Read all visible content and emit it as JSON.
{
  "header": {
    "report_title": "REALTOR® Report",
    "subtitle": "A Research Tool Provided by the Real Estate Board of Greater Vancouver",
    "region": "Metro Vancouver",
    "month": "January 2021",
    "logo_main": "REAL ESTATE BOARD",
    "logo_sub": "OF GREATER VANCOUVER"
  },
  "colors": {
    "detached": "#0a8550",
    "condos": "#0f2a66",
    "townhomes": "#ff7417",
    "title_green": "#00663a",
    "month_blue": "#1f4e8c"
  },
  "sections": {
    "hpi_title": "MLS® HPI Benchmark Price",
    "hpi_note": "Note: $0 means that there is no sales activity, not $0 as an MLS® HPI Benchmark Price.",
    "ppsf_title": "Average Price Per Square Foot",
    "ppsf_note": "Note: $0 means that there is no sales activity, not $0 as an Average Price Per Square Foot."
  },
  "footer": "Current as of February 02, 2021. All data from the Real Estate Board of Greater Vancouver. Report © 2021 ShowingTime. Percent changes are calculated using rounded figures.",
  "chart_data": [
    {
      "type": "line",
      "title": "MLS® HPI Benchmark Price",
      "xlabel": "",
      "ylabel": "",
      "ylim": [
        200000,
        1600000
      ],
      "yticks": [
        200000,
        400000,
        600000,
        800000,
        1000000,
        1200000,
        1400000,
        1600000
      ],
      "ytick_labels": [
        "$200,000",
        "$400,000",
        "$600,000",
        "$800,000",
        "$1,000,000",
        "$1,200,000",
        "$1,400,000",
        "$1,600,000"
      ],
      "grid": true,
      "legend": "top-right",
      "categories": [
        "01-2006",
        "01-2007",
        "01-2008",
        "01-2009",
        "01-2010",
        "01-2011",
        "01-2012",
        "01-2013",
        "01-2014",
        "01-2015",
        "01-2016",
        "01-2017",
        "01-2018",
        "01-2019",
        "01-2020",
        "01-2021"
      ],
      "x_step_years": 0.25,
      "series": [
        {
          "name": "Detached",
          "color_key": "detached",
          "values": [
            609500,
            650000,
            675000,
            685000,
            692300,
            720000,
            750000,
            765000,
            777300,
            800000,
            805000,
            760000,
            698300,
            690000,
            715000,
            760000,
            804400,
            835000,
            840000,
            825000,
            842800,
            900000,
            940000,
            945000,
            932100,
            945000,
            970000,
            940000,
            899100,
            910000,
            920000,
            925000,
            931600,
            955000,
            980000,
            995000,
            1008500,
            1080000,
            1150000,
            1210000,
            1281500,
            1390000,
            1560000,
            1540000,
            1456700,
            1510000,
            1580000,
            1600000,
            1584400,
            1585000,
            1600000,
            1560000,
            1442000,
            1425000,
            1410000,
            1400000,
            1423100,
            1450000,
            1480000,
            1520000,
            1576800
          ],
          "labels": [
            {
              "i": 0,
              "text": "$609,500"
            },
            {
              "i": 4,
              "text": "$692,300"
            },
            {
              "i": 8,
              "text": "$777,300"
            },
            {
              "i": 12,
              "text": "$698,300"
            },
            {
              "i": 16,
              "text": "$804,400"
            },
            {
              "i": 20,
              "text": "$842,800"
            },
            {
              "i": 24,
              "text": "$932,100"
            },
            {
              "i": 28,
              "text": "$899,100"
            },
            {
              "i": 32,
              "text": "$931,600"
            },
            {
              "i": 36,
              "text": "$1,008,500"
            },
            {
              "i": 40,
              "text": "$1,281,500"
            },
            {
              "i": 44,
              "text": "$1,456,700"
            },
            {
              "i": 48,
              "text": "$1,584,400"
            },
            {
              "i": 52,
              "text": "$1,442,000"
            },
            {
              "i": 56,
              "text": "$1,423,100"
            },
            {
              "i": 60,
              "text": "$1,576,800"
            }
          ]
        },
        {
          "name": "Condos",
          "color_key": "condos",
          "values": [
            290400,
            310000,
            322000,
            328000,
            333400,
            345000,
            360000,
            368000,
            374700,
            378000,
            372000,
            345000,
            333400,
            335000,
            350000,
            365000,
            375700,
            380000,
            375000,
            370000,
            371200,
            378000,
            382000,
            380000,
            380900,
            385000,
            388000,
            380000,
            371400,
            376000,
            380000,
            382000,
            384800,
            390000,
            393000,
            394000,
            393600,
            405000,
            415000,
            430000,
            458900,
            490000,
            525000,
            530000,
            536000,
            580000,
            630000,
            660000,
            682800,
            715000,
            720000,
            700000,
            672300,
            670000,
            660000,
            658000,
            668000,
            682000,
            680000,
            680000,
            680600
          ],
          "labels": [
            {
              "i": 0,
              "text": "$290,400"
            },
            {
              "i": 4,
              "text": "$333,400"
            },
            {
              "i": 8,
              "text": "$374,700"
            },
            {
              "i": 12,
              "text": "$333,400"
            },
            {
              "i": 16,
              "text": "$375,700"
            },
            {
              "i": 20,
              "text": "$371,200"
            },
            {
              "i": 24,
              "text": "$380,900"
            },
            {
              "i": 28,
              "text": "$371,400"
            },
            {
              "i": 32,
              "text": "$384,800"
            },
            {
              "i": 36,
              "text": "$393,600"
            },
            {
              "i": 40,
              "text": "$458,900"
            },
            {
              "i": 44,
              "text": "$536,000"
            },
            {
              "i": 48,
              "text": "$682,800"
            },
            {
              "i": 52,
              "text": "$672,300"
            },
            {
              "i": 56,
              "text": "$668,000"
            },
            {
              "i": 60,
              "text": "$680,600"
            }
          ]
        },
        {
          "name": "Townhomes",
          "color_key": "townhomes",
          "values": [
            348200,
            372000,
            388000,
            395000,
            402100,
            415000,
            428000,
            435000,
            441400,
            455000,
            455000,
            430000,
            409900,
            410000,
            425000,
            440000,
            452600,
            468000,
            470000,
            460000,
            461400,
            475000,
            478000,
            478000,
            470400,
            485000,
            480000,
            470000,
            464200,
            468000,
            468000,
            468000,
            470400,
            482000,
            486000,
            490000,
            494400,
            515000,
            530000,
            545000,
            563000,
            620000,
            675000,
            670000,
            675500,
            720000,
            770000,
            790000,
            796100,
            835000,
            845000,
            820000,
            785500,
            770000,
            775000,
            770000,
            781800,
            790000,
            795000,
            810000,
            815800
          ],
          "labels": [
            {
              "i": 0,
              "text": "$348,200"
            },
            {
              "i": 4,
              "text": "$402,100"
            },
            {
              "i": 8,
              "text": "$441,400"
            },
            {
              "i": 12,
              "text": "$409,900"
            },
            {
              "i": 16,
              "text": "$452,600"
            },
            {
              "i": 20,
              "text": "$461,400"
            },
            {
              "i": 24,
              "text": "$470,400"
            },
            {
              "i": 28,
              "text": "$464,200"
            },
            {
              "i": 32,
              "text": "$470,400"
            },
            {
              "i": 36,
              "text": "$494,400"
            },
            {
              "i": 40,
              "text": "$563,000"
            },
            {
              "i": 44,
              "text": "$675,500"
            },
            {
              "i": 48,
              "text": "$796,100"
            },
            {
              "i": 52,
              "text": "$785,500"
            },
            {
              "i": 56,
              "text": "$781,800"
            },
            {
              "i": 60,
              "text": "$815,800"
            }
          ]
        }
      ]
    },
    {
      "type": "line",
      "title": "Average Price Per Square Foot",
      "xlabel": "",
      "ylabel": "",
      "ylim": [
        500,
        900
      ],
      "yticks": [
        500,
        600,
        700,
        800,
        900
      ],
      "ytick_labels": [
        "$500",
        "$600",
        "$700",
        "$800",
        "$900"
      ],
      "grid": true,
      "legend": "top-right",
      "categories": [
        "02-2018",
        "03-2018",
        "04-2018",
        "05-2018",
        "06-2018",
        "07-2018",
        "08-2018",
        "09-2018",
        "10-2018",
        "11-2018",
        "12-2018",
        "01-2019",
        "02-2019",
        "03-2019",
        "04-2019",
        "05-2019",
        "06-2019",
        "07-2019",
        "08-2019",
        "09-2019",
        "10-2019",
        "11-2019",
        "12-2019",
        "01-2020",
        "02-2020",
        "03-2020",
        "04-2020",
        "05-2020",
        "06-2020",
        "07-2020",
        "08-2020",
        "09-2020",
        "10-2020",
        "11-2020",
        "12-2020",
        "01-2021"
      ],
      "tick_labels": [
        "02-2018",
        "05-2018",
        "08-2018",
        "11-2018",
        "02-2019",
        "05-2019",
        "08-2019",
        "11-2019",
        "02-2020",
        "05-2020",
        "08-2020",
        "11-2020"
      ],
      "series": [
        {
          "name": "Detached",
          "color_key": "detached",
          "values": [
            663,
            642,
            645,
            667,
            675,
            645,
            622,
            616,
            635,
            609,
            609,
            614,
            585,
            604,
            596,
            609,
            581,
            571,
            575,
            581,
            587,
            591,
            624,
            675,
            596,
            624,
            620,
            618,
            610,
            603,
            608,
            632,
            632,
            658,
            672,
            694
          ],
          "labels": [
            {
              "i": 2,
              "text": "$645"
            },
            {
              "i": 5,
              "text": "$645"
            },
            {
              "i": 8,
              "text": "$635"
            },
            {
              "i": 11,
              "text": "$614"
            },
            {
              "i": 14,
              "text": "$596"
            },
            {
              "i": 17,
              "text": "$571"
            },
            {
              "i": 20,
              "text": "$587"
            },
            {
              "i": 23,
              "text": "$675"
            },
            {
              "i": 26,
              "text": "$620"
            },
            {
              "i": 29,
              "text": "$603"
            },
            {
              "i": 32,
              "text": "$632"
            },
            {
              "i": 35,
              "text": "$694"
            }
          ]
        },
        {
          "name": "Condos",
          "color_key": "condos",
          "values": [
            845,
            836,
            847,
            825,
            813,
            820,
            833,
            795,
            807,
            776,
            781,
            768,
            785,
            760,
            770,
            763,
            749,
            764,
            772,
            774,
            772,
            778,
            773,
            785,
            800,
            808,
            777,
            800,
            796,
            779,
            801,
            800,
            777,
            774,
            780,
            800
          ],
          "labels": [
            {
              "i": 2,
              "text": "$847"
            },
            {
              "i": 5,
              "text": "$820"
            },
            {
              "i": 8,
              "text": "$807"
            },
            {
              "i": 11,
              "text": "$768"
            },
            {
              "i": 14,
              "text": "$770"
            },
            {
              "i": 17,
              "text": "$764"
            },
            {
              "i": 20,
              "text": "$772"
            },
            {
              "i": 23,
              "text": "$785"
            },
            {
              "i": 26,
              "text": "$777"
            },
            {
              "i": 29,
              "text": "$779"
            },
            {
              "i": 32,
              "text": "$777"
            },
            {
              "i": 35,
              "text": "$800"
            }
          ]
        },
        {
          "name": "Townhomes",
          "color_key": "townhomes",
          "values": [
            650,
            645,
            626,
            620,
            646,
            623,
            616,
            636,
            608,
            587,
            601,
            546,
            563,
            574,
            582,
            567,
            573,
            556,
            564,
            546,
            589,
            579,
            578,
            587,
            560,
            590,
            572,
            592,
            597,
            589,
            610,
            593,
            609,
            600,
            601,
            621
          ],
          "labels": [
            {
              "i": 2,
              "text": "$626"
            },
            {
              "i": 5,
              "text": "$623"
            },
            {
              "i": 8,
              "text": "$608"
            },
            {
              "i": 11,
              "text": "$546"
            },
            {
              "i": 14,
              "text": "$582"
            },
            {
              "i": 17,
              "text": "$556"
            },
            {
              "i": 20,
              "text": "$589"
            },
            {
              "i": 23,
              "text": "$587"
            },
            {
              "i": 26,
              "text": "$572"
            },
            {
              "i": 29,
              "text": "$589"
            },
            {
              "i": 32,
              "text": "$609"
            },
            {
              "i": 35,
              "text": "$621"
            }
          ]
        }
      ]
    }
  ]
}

------------------------------------------------

-- WRITTEN TASK --
Where a line of the entries contains the word "Benchmark", copy that line.

-- IN RESPONSE --
    "hpi_title": "MLS® HPI Benchmark Price",
    "hpi_note": "Note: $0 means that there is no sales activity, not $0 as an MLS® HPI Benchmark Price.",
      "title": "MLS® HPI Benchmark Price",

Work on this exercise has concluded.